INSTRUCTIONS TO FOLLOW: Pictures aside, quote the whole listing exactly.

MATERIAL PROVIDED:
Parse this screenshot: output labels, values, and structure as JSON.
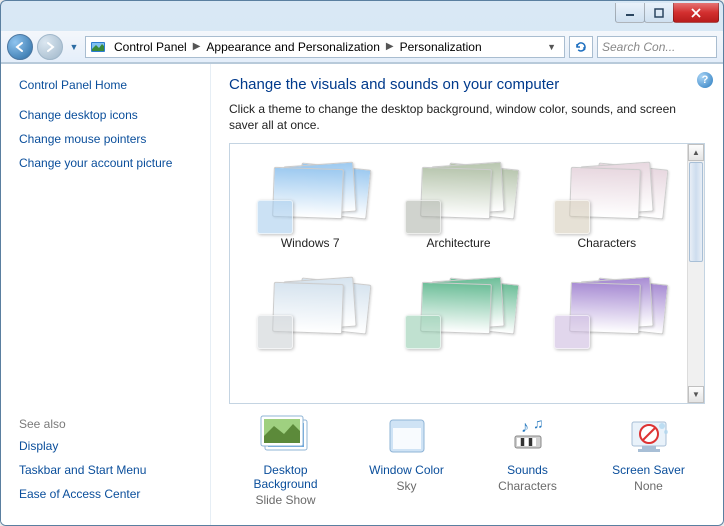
{
  "titlebar": {
    "title": ""
  },
  "breadcrumb": {
    "items": [
      "Control Panel",
      "Appearance and Personalization",
      "Personalization"
    ]
  },
  "search": {
    "placeholder": "Search Con..."
  },
  "sidebar": {
    "home": "Control Panel Home",
    "links": [
      "Change desktop icons",
      "Change mouse pointers",
      "Change your account picture"
    ],
    "see_also_header": "See also",
    "see_also": [
      "Display",
      "Taskbar and Start Menu",
      "Ease of Access Center"
    ]
  },
  "main": {
    "heading": "Change the visuals and sounds on your computer",
    "subtext": "Click a theme to change the desktop background, window color, sounds, and screen saver all at once."
  },
  "themes": [
    {
      "name": "Windows 7",
      "tint": "#9ecaf0",
      "chip": "rgba(160,200,235,0.55)"
    },
    {
      "name": "Architecture",
      "tint": "#b9c7b0",
      "chip": "rgba(170,175,165,0.55)"
    },
    {
      "name": "Characters",
      "tint": "#e8d8e0",
      "chip": "rgba(210,200,180,0.55)"
    },
    {
      "name": "",
      "tint": "#d7e4ef",
      "chip": "rgba(200,205,210,0.55)"
    },
    {
      "name": "",
      "tint": "#6fbf9a",
      "chip": "rgba(140,200,170,0.55)"
    },
    {
      "name": "",
      "tint": "#a98ed4",
      "chip": "rgba(200,180,220,0.55)"
    }
  ],
  "bottom": [
    {
      "label": "Desktop Background",
      "value": "Slide Show",
      "icon": "desktop-background"
    },
    {
      "label": "Window Color",
      "value": "Sky",
      "icon": "window-color"
    },
    {
      "label": "Sounds",
      "value": "Characters",
      "icon": "sounds"
    },
    {
      "label": "Screen Saver",
      "value": "None",
      "icon": "screen-saver"
    }
  ]
}
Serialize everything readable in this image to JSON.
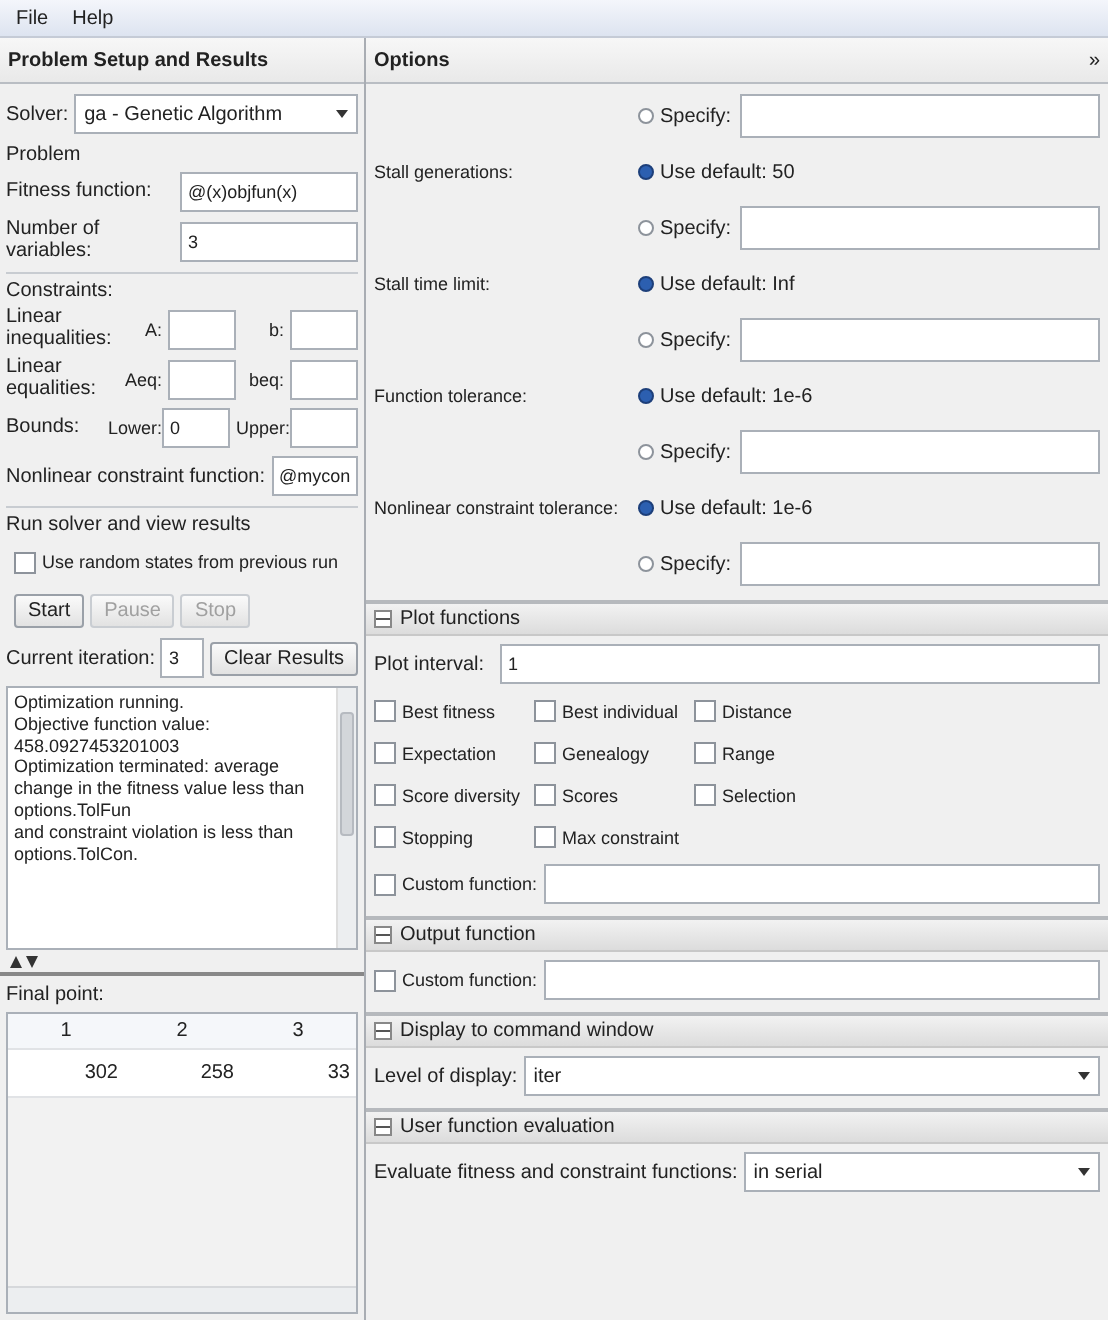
{
  "menu": [
    {
      "label": "File"
    },
    {
      "label": "Help"
    }
  ],
  "left": {
    "title": "Problem Setup and Results",
    "solver": {
      "label": "Solver:",
      "value": "ga - Genetic Algorithm"
    },
    "problem": {
      "title": "Problem",
      "fields": [
        {
          "label": "Fitness function:",
          "value": "@(x)objfun(x)"
        },
        {
          "label": "Number of variables:",
          "value": "3"
        }
      ]
    },
    "constraints": {
      "title": "Constraints:",
      "rows": [
        {
          "label": "Linear inequalities:",
          "a_label": "A:",
          "b_label": "b:"
        },
        {
          "label": "Linear equalities:",
          "a_label": "Aeq:",
          "b_label": "beq:"
        },
        {
          "label": "Bounds:",
          "a_label": "Lower:",
          "a_value": "0",
          "b_label": "Upper:"
        }
      ],
      "nonlinear": {
        "label": "Nonlinear constraint function:",
        "value": "@mycon"
      }
    },
    "run": {
      "title": "Run solver and view results",
      "checkbox": {
        "label": "Use random states from previous run",
        "checked": false
      },
      "buttons": [
        {
          "label": "Start",
          "disabled": false
        },
        {
          "label": "Pause",
          "disabled": true
        },
        {
          "label": "Stop",
          "disabled": true
        }
      ],
      "iteration_label": "Current iteration:",
      "iteration_value": "3",
      "clear_button": "Clear Results",
      "log": [
        "Optimization running.",
        "Objective function value: 458.0927453201003",
        "Optimization terminated: average change in the fitness value less than options.TolFun",
        "and constraint violation is less than options.TolCon."
      ]
    },
    "final_point": {
      "label": "Final point:",
      "columns": [
        "1",
        "2",
        "3"
      ],
      "values": [
        "302",
        "258",
        "33"
      ]
    }
  },
  "options": {
    "title": "Options",
    "toggle": "»",
    "stopping": [
      {
        "kind": "specify",
        "option": "Specify:",
        "selected": false
      },
      {
        "kind": "default",
        "label": "Stall generations:",
        "option": "Use default: 50",
        "selected": true
      },
      {
        "kind": "specify",
        "option": "Specify:",
        "selected": false
      },
      {
        "kind": "default",
        "label": "Stall time limit:",
        "option": "Use default: Inf",
        "selected": true
      },
      {
        "kind": "specify",
        "option": "Specify:",
        "selected": false
      },
      {
        "kind": "default",
        "label": "Function tolerance:",
        "option": "Use default: 1e-6",
        "selected": true
      },
      {
        "kind": "specify",
        "option": "Specify:",
        "selected": false
      },
      {
        "kind": "default",
        "label": "Nonlinear constraint tolerance:",
        "option": "Use default: 1e-6",
        "selected": true
      },
      {
        "kind": "specify",
        "option": "Specify:",
        "selected": false
      }
    ]
  },
  "plot": {
    "title": "Plot functions",
    "expanded": true,
    "interval_label": "Plot interval:",
    "interval_value": "1",
    "checks": [
      {
        "label": "Best fitness",
        "checked": false
      },
      {
        "label": "Best individual",
        "checked": false
      },
      {
        "label": "Distance",
        "checked": false
      },
      {
        "label": "Expectation",
        "checked": false
      },
      {
        "label": "Genealogy",
        "checked": false
      },
      {
        "label": "Range",
        "checked": false
      },
      {
        "label": "Score diversity",
        "checked": false
      },
      {
        "label": "Scores",
        "checked": false
      },
      {
        "label": "Selection",
        "checked": false
      },
      {
        "label": "Stopping",
        "checked": false
      },
      {
        "label": "Max constraint",
        "checked": false
      }
    ],
    "custom": {
      "label": "Custom function:",
      "checked": false
    }
  },
  "output": {
    "title": "Output function",
    "expanded": true,
    "custom": {
      "label": "Custom function:",
      "checked": false
    }
  },
  "display": {
    "title": "Display to command window",
    "expanded": true,
    "label": "Level of display:",
    "value": "iter"
  },
  "user_eval": {
    "title": "User function evaluation",
    "expanded": true,
    "label": "Evaluate fitness and constraint functions:",
    "value": "in serial"
  }
}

OUTPUT:
Parse this screenshot: output labels, values, and structure as JSON.
{
  "titlebar": {
    "title": ""
  },
  "breadcrumb": {
    "items": [
      "Control Panel",
      "Appearance and Personalization",
      "Personalization"
    ]
  },
  "search": {
    "placeholder": "Search Con..."
  },
  "sidebar": {
    "home": "Control Panel Home",
    "links": [
      "Change desktop icons",
      "Change mouse pointers",
      "Change your account picture"
    ],
    "see_also_header": "See also",
    "see_also": [
      "Display",
      "Taskbar and Start Menu",
      "Ease of Access Center"
    ]
  },
  "main": {
    "heading": "Change the visuals and sounds on your computer",
    "subtext": "Click a theme to change the desktop background, window color, sounds, and screen saver all at once."
  },
  "themes": [
    {
      "name": "Windows 7",
      "tint": "#9ecaf0",
      "chip": "rgba(160,200,235,0.55)"
    },
    {
      "name": "Architecture",
      "tint": "#b9c7b0",
      "chip": "rgba(170,175,165,0.55)"
    },
    {
      "name": "Characters",
      "tint": "#e8d8e0",
      "chip": "rgba(210,200,180,0.55)"
    },
    {
      "name": "",
      "tint": "#d7e4ef",
      "chip": "rgba(200,205,210,0.55)"
    },
    {
      "name": "",
      "tint": "#6fbf9a",
      "chip": "rgba(140,200,170,0.55)"
    },
    {
      "name": "",
      "tint": "#a98ed4",
      "chip": "rgba(200,180,220,0.55)"
    }
  ],
  "bottom": [
    {
      "label": "Desktop Background",
      "value": "Slide Show",
      "icon": "desktop-background"
    },
    {
      "label": "Window Color",
      "value": "Sky",
      "icon": "window-color"
    },
    {
      "label": "Sounds",
      "value": "Characters",
      "icon": "sounds"
    },
    {
      "label": "Screen Saver",
      "value": "None",
      "icon": "screen-saver"
    }
  ]
}
Serialize everything readable in this image to JSON.
{
  "menu": [
    {
      "label": "File"
    },
    {
      "label": "Help"
    }
  ],
  "left": {
    "title": "Problem Setup and Results",
    "solver": {
      "label": "Solver:",
      "value": "ga - Genetic Algorithm"
    },
    "problem": {
      "title": "Problem",
      "fields": [
        {
          "label": "Fitness function:",
          "value": "@(x)objfun(x)"
        },
        {
          "label": "Number of variables:",
          "value": "3"
        }
      ]
    },
    "constraints": {
      "title": "Constraints:",
      "rows": [
        {
          "label": "Linear inequalities:",
          "a_label": "A:",
          "b_label": "b:"
        },
        {
          "label": "Linear equalities:",
          "a_label": "Aeq:",
          "b_label": "beq:"
        },
        {
          "label": "Bounds:",
          "a_label": "Lower:",
          "a_value": "0",
          "b_label": "Upper:"
        }
      ],
      "nonlinear": {
        "label": "Nonlinear constraint function:",
        "value": "@mycon"
      }
    },
    "run": {
      "title": "Run solver and view results",
      "checkbox": {
        "label": "Use random states from previous run",
        "checked": false
      },
      "buttons": [
        {
          "label": "Start",
          "disabled": false
        },
        {
          "label": "Pause",
          "disabled": true
        },
        {
          "label": "Stop",
          "disabled": true
        }
      ],
      "iteration_label": "Current iteration:",
      "iteration_value": "3",
      "clear_button": "Clear Results",
      "log": [
        "Optimization running.",
        "Objective function value: 458.0927453201003",
        "Optimization terminated: average change in the fitness value less than options.TolFun",
        "and constraint violation is less than options.TolCon."
      ]
    },
    "final_point": {
      "label": "Final point:",
      "columns": [
        "1",
        "2",
        "3"
      ],
      "values": [
        "302",
        "258",
        "33"
      ]
    }
  },
  "options": {
    "title": "Options",
    "toggle": "»",
    "stopping": [
      {
        "kind": "specify",
        "option": "Specify:",
        "selected": false
      },
      {
        "kind": "default",
        "label": "Stall generations:",
        "option": "Use default: 50",
        "selected": true
      },
      {
        "kind": "specify",
        "option": "Specify:",
        "selected": false
      },
      {
        "kind": "default",
        "label": "Stall time limit:",
        "option": "Use default: Inf",
        "selected": true
      },
      {
        "kind": "specify",
        "option": "Specify:",
        "selected": false
      },
      {
        "kind": "default",
        "label": "Function tolerance:",
        "option": "Use default: 1e-6",
        "selected": true
      },
      {
        "kind": "specify",
        "option": "Specify:",
        "selected": false
      },
      {
        "kind": "default",
        "label": "Nonlinear constraint tolerance:",
        "option": "Use default: 1e-6",
        "selected": true
      },
      {
        "kind": "specify",
        "option": "Specify:",
        "selected": false
      }
    ]
  },
  "plot": {
    "title": "Plot functions",
    "expanded": true,
    "interval_label": "Plot interval:",
    "interval_value": "1",
    "checks": [
      {
        "label": "Best fitness",
        "checked": false
      },
      {
        "label": "Best individual",
        "checked": false
      },
      {
        "label": "Distance",
        "checked": false
      },
      {
        "label": "Expectation",
        "checked": false
      },
      {
        "label": "Genealogy",
        "checked": false
      },
      {
        "label": "Range",
        "checked": false
      },
      {
        "label": "Score diversity",
        "checked": false
      },
      {
        "label": "Scores",
        "checked": false
      },
      {
        "label": "Selection",
        "checked": false
      },
      {
        "label": "Stopping",
        "checked": false
      },
      {
        "label": "Max constraint",
        "checked": false
      }
    ],
    "custom": {
      "label": "Custom function:",
      "checked": false
    }
  },
  "output": {
    "title": "Output function",
    "expanded": true,
    "custom": {
      "label": "Custom function:",
      "checked": false
    }
  },
  "display": {
    "title": "Display to command window",
    "expanded": true,
    "label": "Level of display:",
    "value": "iter"
  },
  "user_eval": {
    "title": "User function evaluation",
    "expanded": true,
    "label": "Evaluate fitness and constraint functions:",
    "value": "in serial"
  }
}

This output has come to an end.